#### Written request:
Leaving out the pictures, transcribe all of the records faithfully.

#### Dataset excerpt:
- - -

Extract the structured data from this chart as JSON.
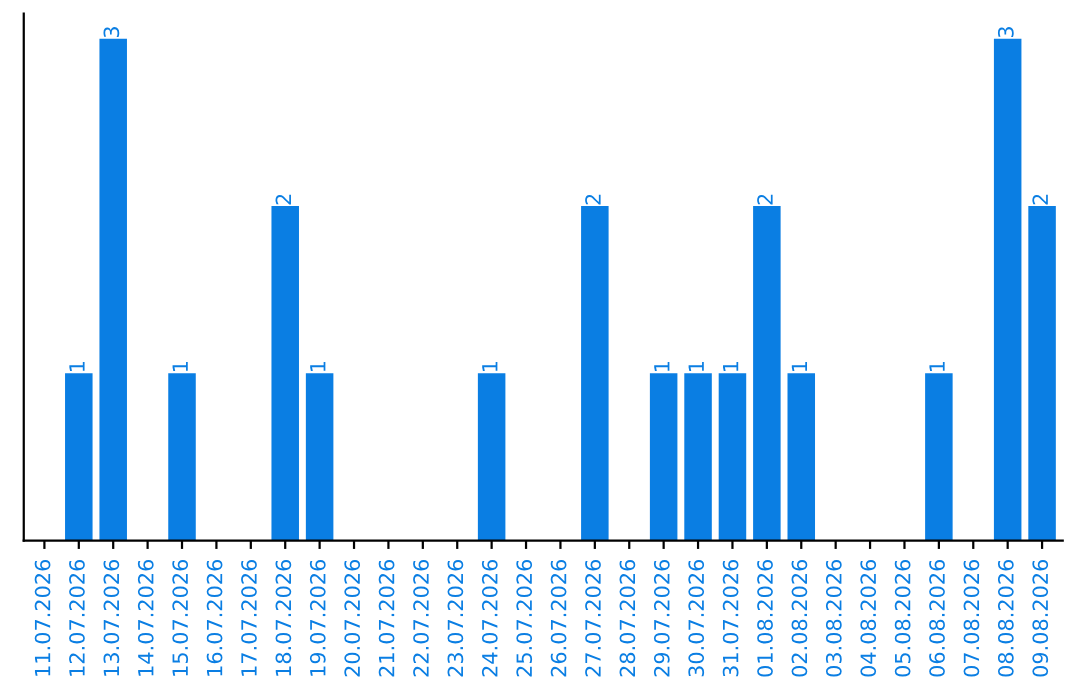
{
  "chart_data": {
    "type": "bar",
    "categories": [
      "11.07.2026",
      "12.07.2026",
      "13.07.2026",
      "14.07.2026",
      "15.07.2026",
      "16.07.2026",
      "17.07.2026",
      "18.07.2026",
      "19.07.2026",
      "20.07.2026",
      "21.07.2026",
      "22.07.2026",
      "23.07.2026",
      "24.07.2026",
      "25.07.2026",
      "26.07.2026",
      "27.07.2026",
      "28.07.2026",
      "29.07.2026",
      "30.07.2026",
      "31.07.2026",
      "01.08.2026",
      "02.08.2026",
      "03.08.2026",
      "04.08.2026",
      "05.08.2026",
      "06.08.2026",
      "07.08.2026",
      "08.08.2026",
      "09.08.2026"
    ],
    "values": [
      0,
      1,
      3,
      0,
      1,
      0,
      0,
      2,
      1,
      0,
      0,
      0,
      0,
      1,
      0,
      0,
      2,
      0,
      1,
      1,
      1,
      2,
      1,
      0,
      0,
      0,
      1,
      0,
      3,
      2
    ],
    "value_labels": [
      null,
      "1",
      "3",
      null,
      "1",
      null,
      null,
      "2",
      "1",
      null,
      null,
      null,
      null,
      "1",
      null,
      null,
      "2",
      null,
      "1",
      "1",
      "1",
      "2",
      "1",
      null,
      null,
      null,
      "1",
      null,
      "3",
      "2"
    ],
    "color": "#0a7ee3",
    "ylim": [
      0,
      3.15
    ],
    "tick_labels": "x",
    "grid": false,
    "legend": false
  }
}
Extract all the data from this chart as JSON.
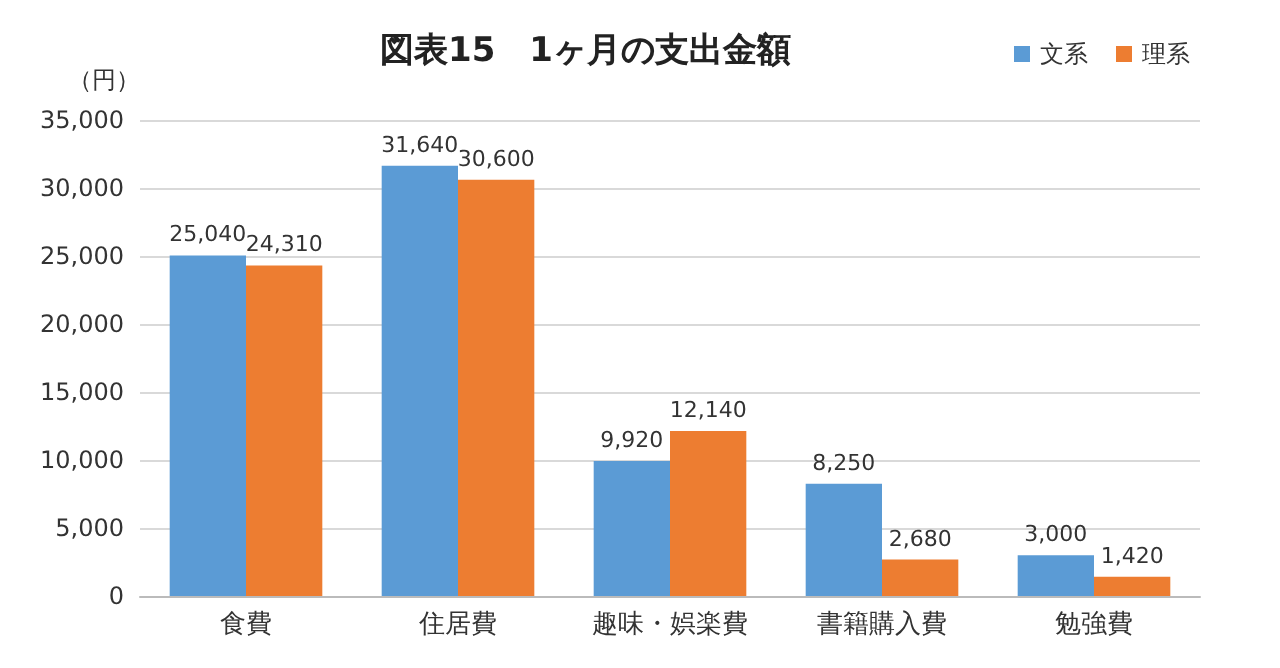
{
  "chart_data": {
    "type": "bar",
    "title": "図表15　1ヶ月の支出金額",
    "ylabel": "（円）",
    "categories": [
      "食費",
      "住居費",
      "趣味・娯楽費",
      "書籍購入費",
      "勉強費"
    ],
    "series": [
      {
        "name": "文系",
        "color": "#5b9bd5",
        "values": [
          25040,
          31640,
          9920,
          8250,
          3000
        ],
        "value_labels": [
          "25,040",
          "31,640",
          "9,920",
          "8,250",
          "3,000"
        ]
      },
      {
        "name": "理系",
        "color": "#ed7d31",
        "values": [
          24310,
          30600,
          12140,
          2680,
          1420
        ],
        "value_labels": [
          "24,310",
          "30,600",
          "12,140",
          "2,680",
          "1,420"
        ]
      }
    ],
    "ylim": [
      0,
      35000
    ],
    "yticks": [
      0,
      {
        "value": 5000,
        "label": "5,000"
      },
      {
        "value": 10000,
        "label": "10,000"
      },
      {
        "value": 15000,
        "label": "15,000"
      },
      {
        "value": 20000,
        "label": "20,000"
      },
      {
        "value": 25000,
        "label": "25,000"
      },
      {
        "value": 30000,
        "label": "30,000"
      },
      {
        "value": 35000,
        "label": "35,000"
      }
    ],
    "grid": "y",
    "legend": "top right"
  }
}
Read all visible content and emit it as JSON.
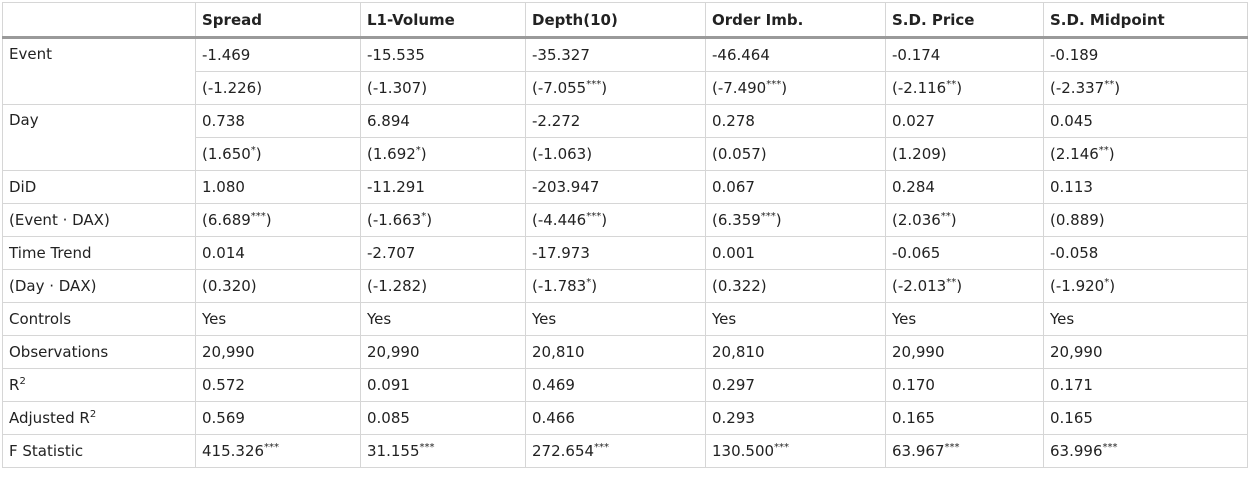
{
  "table": {
    "headers": [
      "",
      "Spread",
      "L1-Volume",
      "Depth(10)",
      "Order Imb.",
      "S.D. Price",
      "S.D. Midpoint"
    ],
    "rows": [
      {
        "label": "Event",
        "cells": [
          "-1.469",
          "-15.535",
          "-35.327",
          "-46.464",
          "-0.174",
          "-0.189"
        ]
      },
      {
        "label": "",
        "cells": [
          "(-1.226)",
          "(-1.307)",
          "(-7.055***)",
          "(-7.490***)",
          "(-2.116**)",
          "(-2.337**)"
        ]
      },
      {
        "label": "Day",
        "cells": [
          "0.738",
          "6.894",
          "-2.272",
          "0.278",
          "0.027",
          "0.045"
        ]
      },
      {
        "label": "",
        "cells": [
          "(1.650*)",
          "(1.692*)",
          "(-1.063)",
          "(0.057)",
          "(1.209)",
          "(2.146**)"
        ]
      },
      {
        "label": "DiD",
        "cells": [
          "1.080",
          "-11.291",
          "-203.947",
          "0.067",
          "0.284",
          "0.113"
        ]
      },
      {
        "label": "(Event · DAX)",
        "cells": [
          "(6.689***)",
          "(-1.663*)",
          "(-4.446***)",
          "(6.359***)",
          "(2.036**)",
          "(0.889)"
        ]
      },
      {
        "label": "Time Trend",
        "cells": [
          "0.014",
          "-2.707",
          "-17.973",
          "0.001",
          "-0.065",
          "-0.058"
        ]
      },
      {
        "label": "(Day · DAX)",
        "cells": [
          "(0.320)",
          "(-1.282)",
          "(-1.783*)",
          "(0.322)",
          "(-2.013**)",
          "(-1.920*)"
        ]
      },
      {
        "label": "Controls",
        "cells": [
          "Yes",
          "Yes",
          "Yes",
          "Yes",
          "Yes",
          "Yes"
        ]
      },
      {
        "label": "Observations",
        "cells": [
          "20,990",
          "20,990",
          "20,810",
          "20,810",
          "20,990",
          "20,990"
        ]
      },
      {
        "label": "R2",
        "cells": [
          "0.572",
          "0.091",
          "0.469",
          "0.297",
          "0.170",
          "0.171"
        ]
      },
      {
        "label": "Adjusted R2",
        "cells": [
          "0.569",
          "0.085",
          "0.466",
          "0.293",
          "0.165",
          "0.165"
        ]
      },
      {
        "label": "F Statistic",
        "cells": [
          "415.326***",
          "31.155***",
          "272.654***",
          "130.500***",
          "63.967***",
          "63.996***"
        ]
      }
    ]
  }
}
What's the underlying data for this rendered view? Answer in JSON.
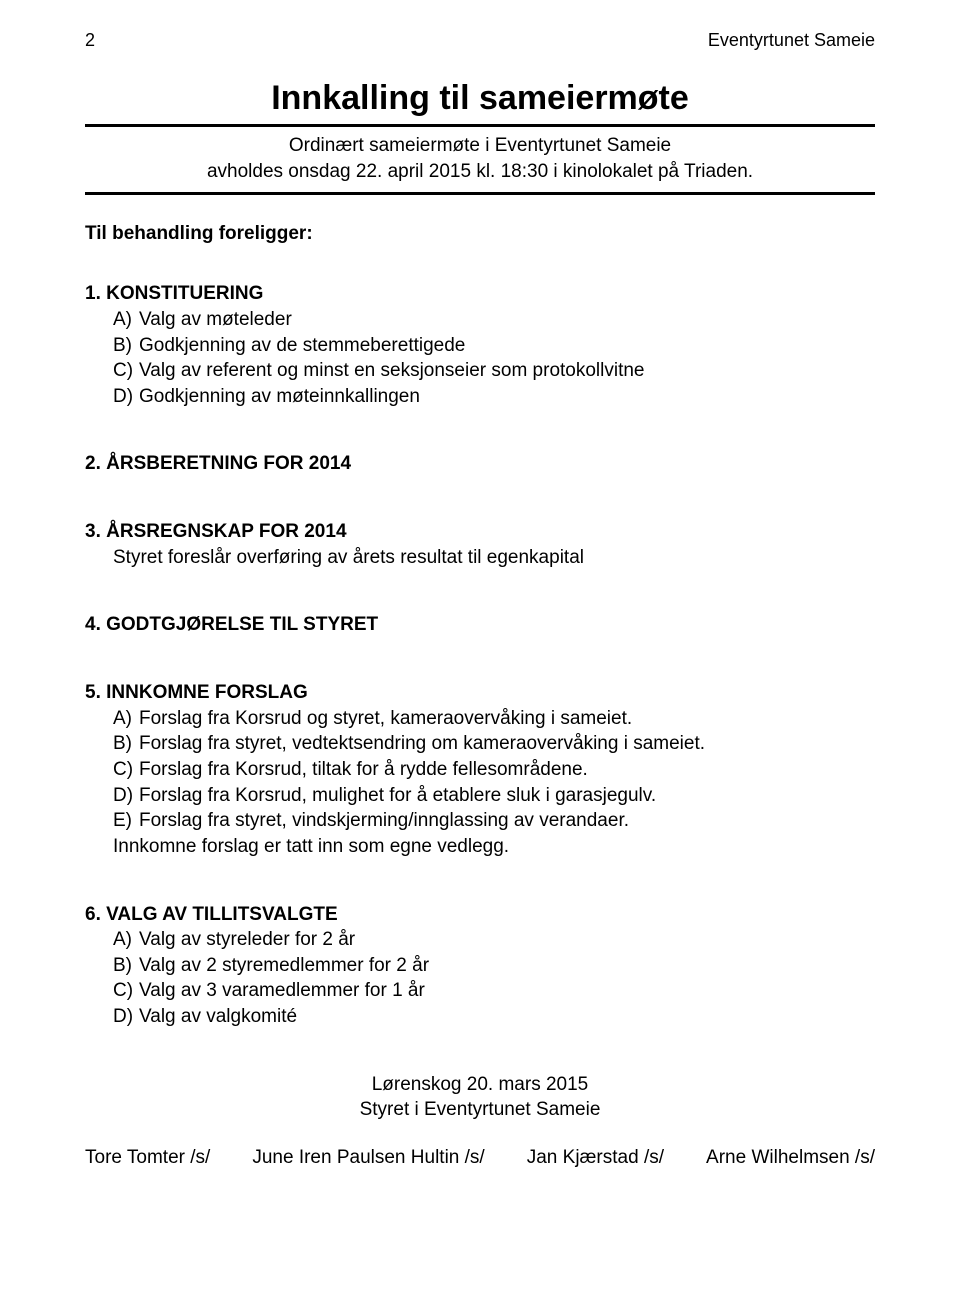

- - -

#### Problem solution:
Extract the structured data from this chart as JSON.
{
  "chart_data": {
    "type": "bar",
    "categories": [
      "11.07.2026",
      "12.07.2026",
      "13.07.2026",
      "14.07.2026",
      "15.07.2026",
      "16.07.2026",
      "17.07.2026",
      "18.07.2026",
      "19.07.2026",
      "20.07.2026",
      "21.07.2026",
      "22.07.2026",
      "23.07.2026",
      "24.07.2026",
      "25.07.2026",
      "26.07.2026",
      "27.07.2026",
      "28.07.2026",
      "29.07.2026",
      "30.07.2026",
      "31.07.2026",
      "01.08.2026",
      "02.08.2026",
      "03.08.2026",
      "04.08.2026",
      "05.08.2026",
      "06.08.2026",
      "07.08.2026",
      "08.08.2026",
      "09.08.2026"
    ],
    "values": [
      0,
      1,
      3,
      0,
      1,
      0,
      0,
      2,
      1,
      0,
      0,
      0,
      0,
      1,
      0,
      0,
      2,
      0,
      1,
      1,
      1,
      2,
      1,
      0,
      0,
      0,
      1,
      0,
      3,
      2
    ],
    "value_labels": [
      null,
      "1",
      "3",
      null,
      "1",
      null,
      null,
      "2",
      "1",
      null,
      null,
      null,
      null,
      "1",
      null,
      null,
      "2",
      null,
      "1",
      "1",
      "1",
      "2",
      "1",
      null,
      null,
      null,
      "1",
      null,
      "3",
      "2"
    ],
    "color": "#0a7ee3",
    "ylim": [
      0,
      3.15
    ],
    "tick_labels": "x",
    "grid": false,
    "legend": false
  }
}
Extract all the data from this chart as JSON.
{
  "chart_data": {
    "type": "bar",
    "title": "図表15　1ヶ月の支出金額",
    "ylabel": "（円）",
    "categories": [
      "食費",
      "住居費",
      "趣味・娯楽費",
      "書籍購入費",
      "勉強費"
    ],
    "series": [
      {
        "name": "文系",
        "color": "#5b9bd5",
        "values": [
          25040,
          31640,
          9920,
          8250,
          3000
        ],
        "value_labels": [
          "25,040",
          "31,640",
          "9,920",
          "8,250",
          "3,000"
        ]
      },
      {
        "name": "理系",
        "color": "#ed7d31",
        "values": [
          24310,
          30600,
          12140,
          2680,
          1420
        ],
        "value_labels": [
          "24,310",
          "30,600",
          "12,140",
          "2,680",
          "1,420"
        ]
      }
    ],
    "ylim": [
      0,
      35000
    ],
    "yticks": [
      0,
      {
        "value": 5000,
        "label": "5,000"
      },
      {
        "value": 10000,
        "label": "10,000"
      },
      {
        "value": 15000,
        "label": "15,000"
      },
      {
        "value": 20000,
        "label": "20,000"
      },
      {
        "value": 25000,
        "label": "25,000"
      },
      {
        "value": 30000,
        "label": "30,000"
      },
      {
        "value": 35000,
        "label": "35,000"
      }
    ],
    "grid": "y",
    "legend": "top right"
  }
}
Read all visible content and emit it as JSON.
{
  "table": {
    "headers": [
      "",
      "Spread",
      "L1-Volume",
      "Depth(10)",
      "Order Imb.",
      "S.D. Price",
      "S.D. Midpoint"
    ],
    "rows": [
      {
        "label": "Event",
        "cells": [
          "-1.469",
          "-15.535",
          "-35.327",
          "-46.464",
          "-0.174",
          "-0.189"
        ]
      },
      {
        "label": "",
        "cells": [
          "(-1.226)",
          "(-1.307)",
          "(-7.055***)",
          "(-7.490***)",
          "(-2.116**)",
          "(-2.337**)"
        ]
      },
      {
        "label": "Day",
        "cells": [
          "0.738",
          "6.894",
          "-2.272",
          "0.278",
          "0.027",
          "0.045"
        ]
      },
      {
        "label": "",
        "cells": [
          "(1.650*)",
          "(1.692*)",
          "(-1.063)",
          "(0.057)",
          "(1.209)",
          "(2.146**)"
        ]
      },
      {
        "label": "DiD",
        "cells": [
          "1.080",
          "-11.291",
          "-203.947",
          "0.067",
          "0.284",
          "0.113"
        ]
      },
      {
        "label": "(Event · DAX)",
        "cells": [
          "(6.689***)",
          "(-1.663*)",
          "(-4.446***)",
          "(6.359***)",
          "(2.036**)",
          "(0.889)"
        ]
      },
      {
        "label": "Time Trend",
        "cells": [
          "0.014",
          "-2.707",
          "-17.973",
          "0.001",
          "-0.065",
          "-0.058"
        ]
      },
      {
        "label": "(Day · DAX)",
        "cells": [
          "(0.320)",
          "(-1.282)",
          "(-1.783*)",
          "(0.322)",
          "(-2.013**)",
          "(-1.920*)"
        ]
      },
      {
        "label": "Controls",
        "cells": [
          "Yes",
          "Yes",
          "Yes",
          "Yes",
          "Yes",
          "Yes"
        ]
      },
      {
        "label": "Observations",
        "cells": [
          "20,990",
          "20,990",
          "20,810",
          "20,810",
          "20,990",
          "20,990"
        ]
      },
      {
        "label": "R2",
        "cells": [
          "0.572",
          "0.091",
          "0.469",
          "0.297",
          "0.170",
          "0.171"
        ]
      },
      {
        "label": "Adjusted R2",
        "cells": [
          "0.569",
          "0.085",
          "0.466",
          "0.293",
          "0.165",
          "0.165"
        ]
      },
      {
        "label": "F Statistic",
        "cells": [
          "415.326***",
          "31.155***",
          "272.654***",
          "130.500***",
          "63.967***",
          "63.996***"
        ]
      }
    ]
  }
}
What's the underlying data for this rendered view? Answer in JSON.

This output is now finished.